Problem description: Find each line with the string "chambre" and copy it.

Extracted data:
+ + + + +
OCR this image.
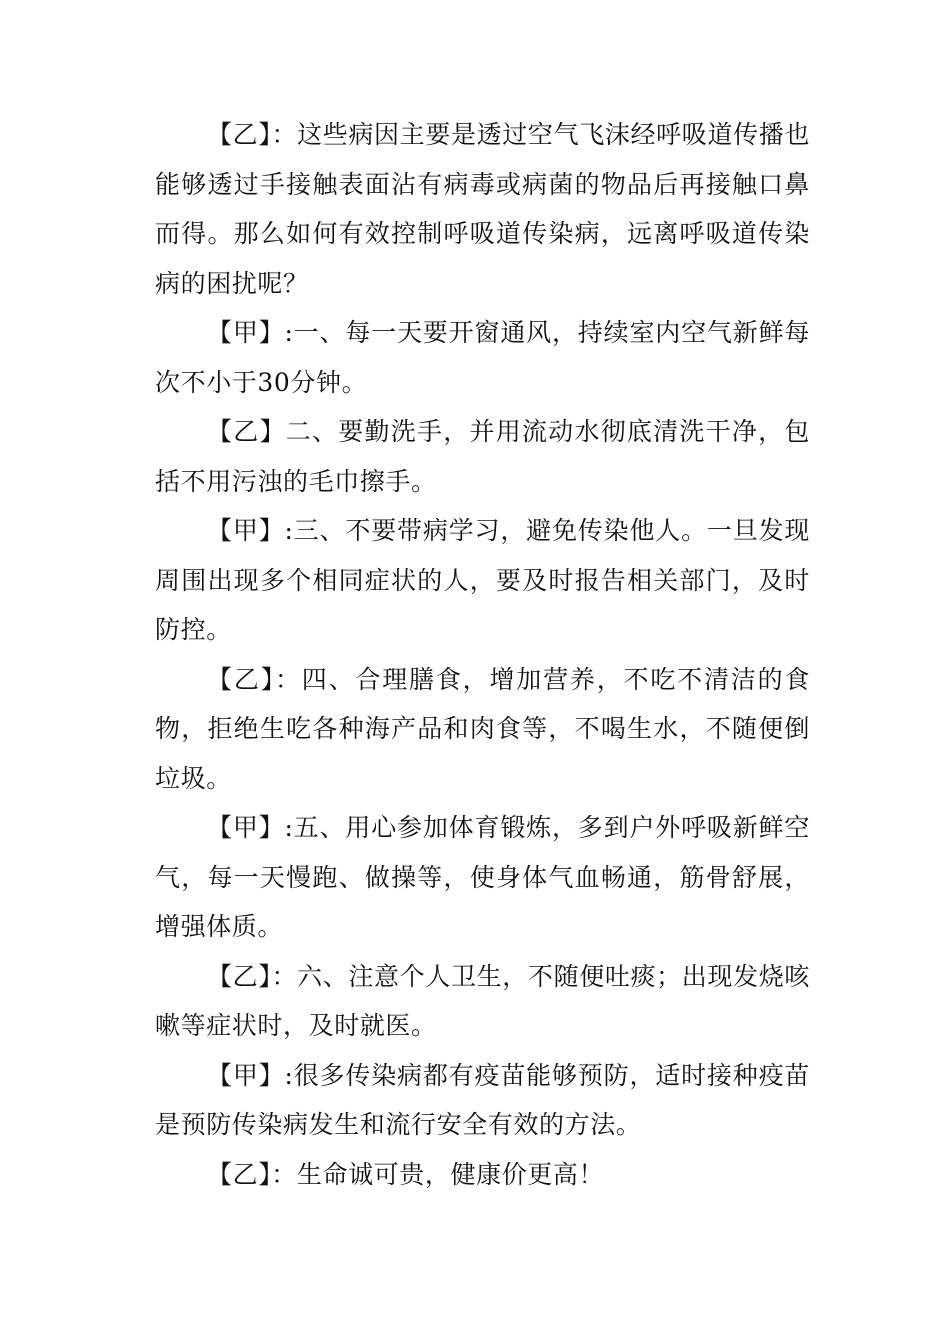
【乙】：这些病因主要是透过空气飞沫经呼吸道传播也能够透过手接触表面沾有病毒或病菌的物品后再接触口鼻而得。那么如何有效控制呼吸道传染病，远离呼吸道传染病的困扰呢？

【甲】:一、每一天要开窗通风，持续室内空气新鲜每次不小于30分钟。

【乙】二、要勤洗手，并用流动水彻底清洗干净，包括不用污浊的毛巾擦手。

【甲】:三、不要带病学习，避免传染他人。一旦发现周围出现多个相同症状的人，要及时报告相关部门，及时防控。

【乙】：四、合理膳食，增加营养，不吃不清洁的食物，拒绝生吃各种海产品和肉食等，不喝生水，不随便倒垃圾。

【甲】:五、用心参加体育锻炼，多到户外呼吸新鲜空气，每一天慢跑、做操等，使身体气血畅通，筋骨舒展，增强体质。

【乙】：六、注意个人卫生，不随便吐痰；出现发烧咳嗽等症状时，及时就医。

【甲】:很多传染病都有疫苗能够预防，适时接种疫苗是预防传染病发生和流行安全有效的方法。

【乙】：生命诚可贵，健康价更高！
+ + + + +
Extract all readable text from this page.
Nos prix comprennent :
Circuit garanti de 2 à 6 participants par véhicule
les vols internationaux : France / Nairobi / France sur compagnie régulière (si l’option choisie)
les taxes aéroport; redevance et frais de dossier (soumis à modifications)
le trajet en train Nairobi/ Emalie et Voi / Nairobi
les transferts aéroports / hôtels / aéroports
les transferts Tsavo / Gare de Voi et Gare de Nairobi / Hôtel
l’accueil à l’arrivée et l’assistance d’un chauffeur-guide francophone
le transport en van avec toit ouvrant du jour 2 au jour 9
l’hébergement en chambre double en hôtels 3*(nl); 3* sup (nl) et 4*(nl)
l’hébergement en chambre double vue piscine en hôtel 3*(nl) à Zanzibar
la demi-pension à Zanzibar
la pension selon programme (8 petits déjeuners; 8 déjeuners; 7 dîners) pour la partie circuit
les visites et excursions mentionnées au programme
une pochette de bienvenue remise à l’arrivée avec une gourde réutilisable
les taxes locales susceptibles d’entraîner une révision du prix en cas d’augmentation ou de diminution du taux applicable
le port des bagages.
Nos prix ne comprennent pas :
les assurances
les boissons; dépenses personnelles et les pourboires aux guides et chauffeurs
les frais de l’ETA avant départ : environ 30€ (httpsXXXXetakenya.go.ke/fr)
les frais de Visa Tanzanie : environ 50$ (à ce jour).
+ + + + +
Output of the exercise:
l’hébergement en chambre double en hôtels 3*(nl); 3* sup (nl) et 4*(nl)
l’hébergement en chambre double vue piscine en hôtel 3*(nl) à Zanzibar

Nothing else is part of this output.